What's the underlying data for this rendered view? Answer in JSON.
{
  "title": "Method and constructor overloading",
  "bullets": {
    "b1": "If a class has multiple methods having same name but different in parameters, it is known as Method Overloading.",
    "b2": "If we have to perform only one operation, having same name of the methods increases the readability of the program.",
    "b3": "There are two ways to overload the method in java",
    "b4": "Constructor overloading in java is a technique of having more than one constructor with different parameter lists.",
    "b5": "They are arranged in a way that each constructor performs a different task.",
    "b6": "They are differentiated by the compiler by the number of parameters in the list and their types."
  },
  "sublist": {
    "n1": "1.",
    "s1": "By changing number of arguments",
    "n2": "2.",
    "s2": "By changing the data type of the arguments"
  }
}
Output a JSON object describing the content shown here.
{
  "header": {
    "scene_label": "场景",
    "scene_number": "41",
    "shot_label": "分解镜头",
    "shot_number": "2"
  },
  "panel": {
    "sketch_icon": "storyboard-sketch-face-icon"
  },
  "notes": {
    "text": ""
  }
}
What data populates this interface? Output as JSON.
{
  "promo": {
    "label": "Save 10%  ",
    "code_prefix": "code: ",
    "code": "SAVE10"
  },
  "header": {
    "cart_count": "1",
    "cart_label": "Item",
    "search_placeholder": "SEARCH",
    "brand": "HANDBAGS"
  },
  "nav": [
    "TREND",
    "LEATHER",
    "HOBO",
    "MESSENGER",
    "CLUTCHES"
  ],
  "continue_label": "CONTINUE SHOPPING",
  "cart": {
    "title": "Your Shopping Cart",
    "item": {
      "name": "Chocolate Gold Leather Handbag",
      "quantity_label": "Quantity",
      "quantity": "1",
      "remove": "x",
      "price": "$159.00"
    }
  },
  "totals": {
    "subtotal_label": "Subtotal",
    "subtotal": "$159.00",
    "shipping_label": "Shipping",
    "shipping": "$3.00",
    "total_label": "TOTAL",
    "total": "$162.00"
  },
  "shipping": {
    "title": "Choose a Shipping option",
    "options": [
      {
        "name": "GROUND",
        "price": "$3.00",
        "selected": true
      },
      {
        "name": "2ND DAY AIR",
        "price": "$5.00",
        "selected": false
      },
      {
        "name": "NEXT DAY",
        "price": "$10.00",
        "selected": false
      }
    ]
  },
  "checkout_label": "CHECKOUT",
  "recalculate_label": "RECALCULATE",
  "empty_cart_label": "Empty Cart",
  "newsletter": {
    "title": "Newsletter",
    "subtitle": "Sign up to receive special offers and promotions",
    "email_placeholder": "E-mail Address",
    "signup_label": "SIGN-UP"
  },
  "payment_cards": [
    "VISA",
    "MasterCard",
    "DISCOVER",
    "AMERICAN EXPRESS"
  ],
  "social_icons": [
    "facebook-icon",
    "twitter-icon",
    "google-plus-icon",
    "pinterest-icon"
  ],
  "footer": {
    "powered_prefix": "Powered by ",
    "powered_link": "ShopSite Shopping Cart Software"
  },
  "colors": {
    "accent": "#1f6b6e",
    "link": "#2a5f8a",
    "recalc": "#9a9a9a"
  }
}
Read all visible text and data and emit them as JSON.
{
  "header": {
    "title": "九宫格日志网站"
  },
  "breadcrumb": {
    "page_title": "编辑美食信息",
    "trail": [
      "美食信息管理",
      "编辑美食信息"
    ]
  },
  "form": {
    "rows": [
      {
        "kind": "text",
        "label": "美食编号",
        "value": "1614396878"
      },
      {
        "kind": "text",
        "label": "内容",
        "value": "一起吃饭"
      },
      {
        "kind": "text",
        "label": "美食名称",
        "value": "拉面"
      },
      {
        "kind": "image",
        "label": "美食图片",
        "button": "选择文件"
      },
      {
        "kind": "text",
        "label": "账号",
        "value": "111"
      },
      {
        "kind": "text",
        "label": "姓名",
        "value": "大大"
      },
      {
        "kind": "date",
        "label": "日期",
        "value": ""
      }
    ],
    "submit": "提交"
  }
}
- - - - - - -
▶ **Aim of the exercise**
Each line of the material must be restated exactly.

▶ **Exercise solution**
What's the underlying data for this rendered view? Answer in JSON.
{
  "title": "Method and constructor overloading",
  "bullets": {
    "b1": "If a class has multiple methods having same name but different in parameters, it is known as Method Overloading.",
    "b2": "If we have to perform only one operation, having same name of the methods increases the readability of the program.",
    "b3": "There are two ways to overload the method in java",
    "b4": "Constructor overloading in java is a technique of having more than one constructor with different parameter lists.",
    "b5": "They are arranged in a way that each constructor performs a different task.",
    "b6": "They are differentiated by the compiler by the number of parameters in the list and their types."
  },
  "sublist": {
    "n1": "1.",
    "s1": "By changing number of arguments",
    "n2": "2.",
    "s2": "By changing the data type of the arguments"
  }
}
Output a JSON object describing the content shown here.
{
  "header": {
    "scene_label": "场景",
    "scene_number": "41",
    "shot_label": "分解镜头",
    "shot_number": "2"
  },
  "panel": {
    "sketch_icon": "storyboard-sketch-face-icon"
  },
  "notes": {
    "text": ""
  }
}
What data populates this interface? Output as JSON.
{
  "promo": {
    "label": "Save 10%  ",
    "code_prefix": "code: ",
    "code": "SAVE10"
  },
  "header": {
    "cart_count": "1",
    "cart_label": "Item",
    "search_placeholder": "SEARCH",
    "brand": "HANDBAGS"
  },
  "nav": [
    "TREND",
    "LEATHER",
    "HOBO",
    "MESSENGER",
    "CLUTCHES"
  ],
  "continue_label": "CONTINUE SHOPPING",
  "cart": {
    "title": "Your Shopping Cart",
    "item": {
      "name": "Chocolate Gold Leather Handbag",
      "quantity_label": "Quantity",
      "quantity": "1",
      "remove": "x",
      "price": "$159.00"
    }
  },
  "totals": {
    "subtotal_label": "Subtotal",
    "subtotal": "$159.00",
    "shipping_label": "Shipping",
    "shipping": "$3.00",
    "total_label": "TOTAL",
    "total": "$162.00"
  },
  "shipping": {
    "title": "Choose a Shipping option",
    "options": [
      {
        "name": "GROUND",
        "price": "$3.00",
        "selected": true
      },
      {
        "name": "2ND DAY AIR",
        "price": "$5.00",
        "selected": false
      },
      {
        "name": "NEXT DAY",
        "price": "$10.00",
        "selected": false
      }
    ]
  },
  "checkout_label": "CHECKOUT",
  "recalculate_label": "RECALCULATE",
  "empty_cart_label": "Empty Cart",
  "newsletter": {
    "title": "Newsletter",
    "subtitle": "Sign up to receive special offers and promotions",
    "email_placeholder": "E-mail Address",
    "signup_label": "SIGN-UP"
  },
  "payment_cards": [
    "VISA",
    "MasterCard",
    "DISCOVER",
    "AMERICAN EXPRESS"
  ],
  "social_icons": [
    "facebook-icon",
    "twitter-icon",
    "google-plus-icon",
    "pinterest-icon"
  ],
  "footer": {
    "powered_prefix": "Powered by ",
    "powered_link": "ShopSite Shopping Cart Software"
  },
  "colors": {
    "accent": "#1f6b6e",
    "link": "#2a5f8a",
    "recalc": "#9a9a9a"
  }
}
Read all visible text and data and emit them as JSON.
{
  "header": {
    "title": "九宫格日志网站"
  },
  "breadcrumb": {
    "page_title": "编辑美食信息",
    "trail": [
      "美食信息管理",
      "编辑美食信息"
    ]
  },
  "form": {
    "rows": [
      {
        "kind": "text",
        "label": "美食编号",
        "value": "1614396878"
      },
      {
        "kind": "text",
        "label": "内容",
        "value": "一起吃饭"
      },
      {
        "kind": "text",
        "label": "美食名称",
        "value": "拉面"
      },
      {
        "kind": "image",
        "label": "美食图片",
        "button": "选择文件"
      },
      {
        "kind": "text",
        "label": "账号",
        "value": "111"
      },
      {
        "kind": "text",
        "label": "姓名",
        "value": "大大"
      },
      {
        "kind": "date",
        "label": "日期",
        "value": ""
      }
    ],
    "submit": "提交"
  }
}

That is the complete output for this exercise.